◆ Written request
Restate all the material verbatim, except for the pictures.

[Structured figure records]
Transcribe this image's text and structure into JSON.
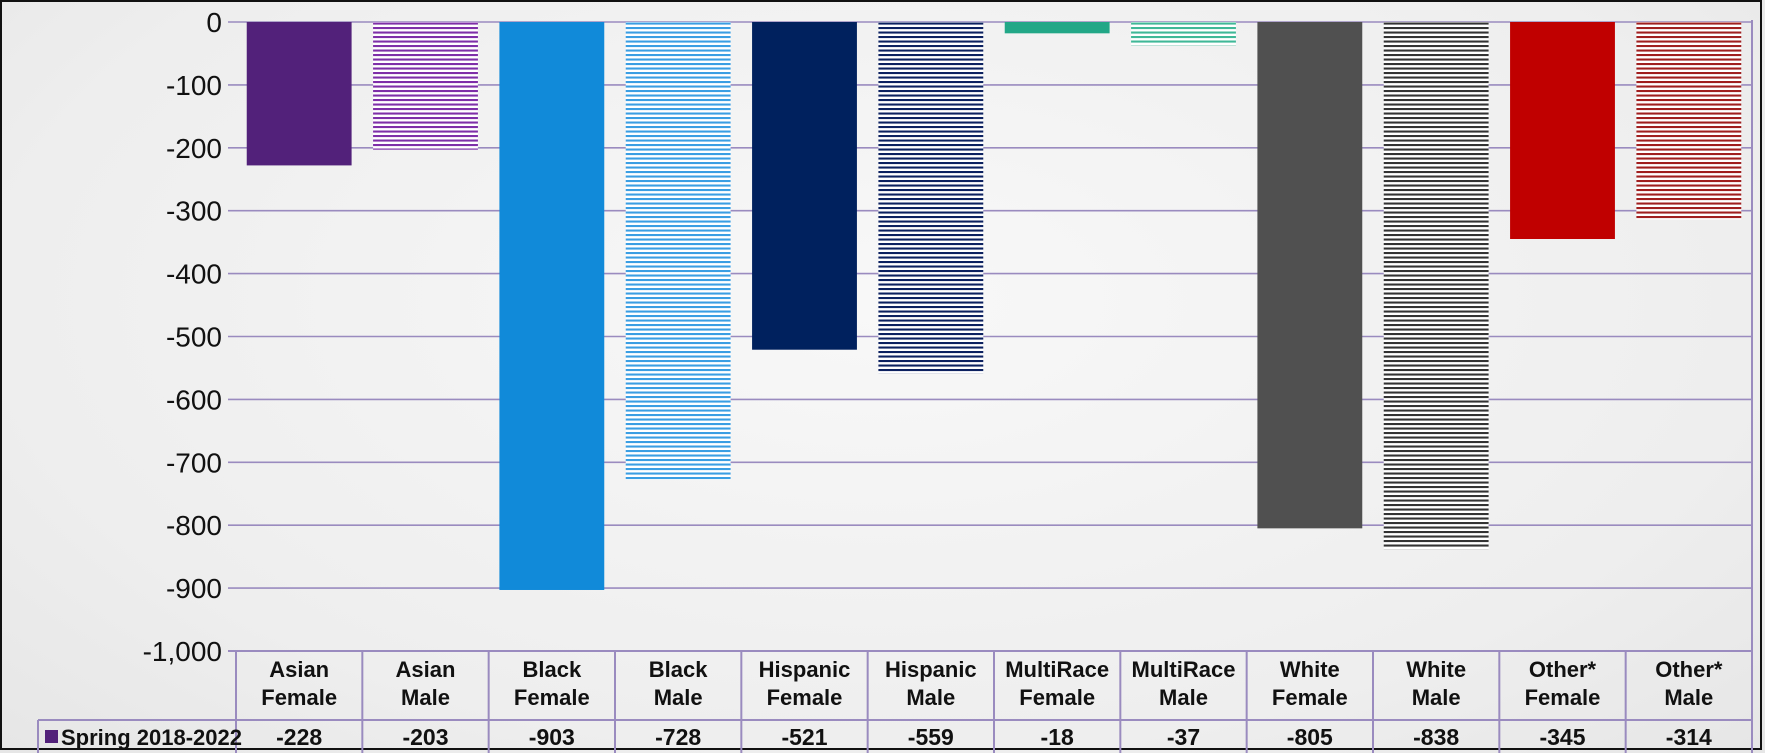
{
  "chart_data": {
    "type": "bar",
    "categories": [
      [
        "Asian",
        "Female"
      ],
      [
        "Asian",
        "Male"
      ],
      [
        "Black",
        "Female"
      ],
      [
        "Black",
        "Male"
      ],
      [
        "Hispanic",
        "Female"
      ],
      [
        "Hispanic",
        "Male"
      ],
      [
        "MultiRace",
        "Female"
      ],
      [
        "MultiRace",
        "Male"
      ],
      [
        "White",
        "Female"
      ],
      [
        "White",
        "Male"
      ],
      [
        "Other*",
        "Female"
      ],
      [
        "Other*",
        "Male"
      ]
    ],
    "series": [
      {
        "name": "Spring 2018-2022",
        "values": [
          -228,
          -203,
          -903,
          -728,
          -521,
          -559,
          -18,
          -37,
          -805,
          -838,
          -345,
          -314
        ]
      }
    ],
    "value_labels": [
      "-228",
      "-203",
      "-903",
      "-728",
      "-521",
      "-559",
      "-18",
      "-37",
      "-805",
      "-838",
      "-345",
      "-314"
    ],
    "ylim": [
      -1000,
      0
    ],
    "yticks": [
      0,
      -100,
      -200,
      -300,
      -400,
      -500,
      -600,
      -700,
      -800,
      -900,
      -1000
    ],
    "ytick_labels": [
      "0",
      "-100",
      "-200",
      "-300",
      "-400",
      "-500",
      "-600",
      "-700",
      "-800",
      "-900",
      "-1,000"
    ],
    "grid": true,
    "legend": "data-table",
    "bar_colors": [
      "#52217a",
      "#7e2fa8",
      "#118ad9",
      "#3a9ee3",
      "#00215e",
      "#0c2160",
      "#22a787",
      "#3fb897",
      "#505050",
      "#333333",
      "#c00000",
      "#a01f1f"
    ],
    "bar_patterns": [
      "solid",
      "hstripe",
      "solid",
      "hstripe",
      "solid",
      "hstripe",
      "solid",
      "hstripe",
      "solid",
      "hstripe",
      "solid",
      "hstripe"
    ],
    "grid_color": "#9a8bbf",
    "legend_swatch_color": "#52217a"
  }
}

◆ Result of the exercise
Transcribe this image's text and structure into JSON.
{
  "chart_data": {
    "type": "bar",
    "categories": [
      [
        "Asian",
        "Female"
      ],
      [
        "Asian",
        "Male"
      ],
      [
        "Black",
        "Female"
      ],
      [
        "Black",
        "Male"
      ],
      [
        "Hispanic",
        "Female"
      ],
      [
        "Hispanic",
        "Male"
      ],
      [
        "MultiRace",
        "Female"
      ],
      [
        "MultiRace",
        "Male"
      ],
      [
        "White",
        "Female"
      ],
      [
        "White",
        "Male"
      ],
      [
        "Other*",
        "Female"
      ],
      [
        "Other*",
        "Male"
      ]
    ],
    "series": [
      {
        "name": "Spring 2018-2022",
        "values": [
          -228,
          -203,
          -903,
          -728,
          -521,
          -559,
          -18,
          -37,
          -805,
          -838,
          -345,
          -314
        ]
      }
    ],
    "value_labels": [
      "-228",
      "-203",
      "-903",
      "-728",
      "-521",
      "-559",
      "-18",
      "-37",
      "-805",
      "-838",
      "-345",
      "-314"
    ],
    "ylim": [
      -1000,
      0
    ],
    "yticks": [
      0,
      -100,
      -200,
      -300,
      -400,
      -500,
      -600,
      -700,
      -800,
      -900,
      -1000
    ],
    "ytick_labels": [
      "0",
      "-100",
      "-200",
      "-300",
      "-400",
      "-500",
      "-600",
      "-700",
      "-800",
      "-900",
      "-1,000"
    ],
    "grid": true,
    "legend": "data-table",
    "bar_colors": [
      "#52217a",
      "#7e2fa8",
      "#118ad9",
      "#3a9ee3",
      "#00215e",
      "#0c2160",
      "#22a787",
      "#3fb897",
      "#505050",
      "#333333",
      "#c00000",
      "#a01f1f"
    ],
    "bar_patterns": [
      "solid",
      "hstripe",
      "solid",
      "hstripe",
      "solid",
      "hstripe",
      "solid",
      "hstripe",
      "solid",
      "hstripe",
      "solid",
      "hstripe"
    ],
    "grid_color": "#9a8bbf",
    "legend_swatch_color": "#52217a"
  }
}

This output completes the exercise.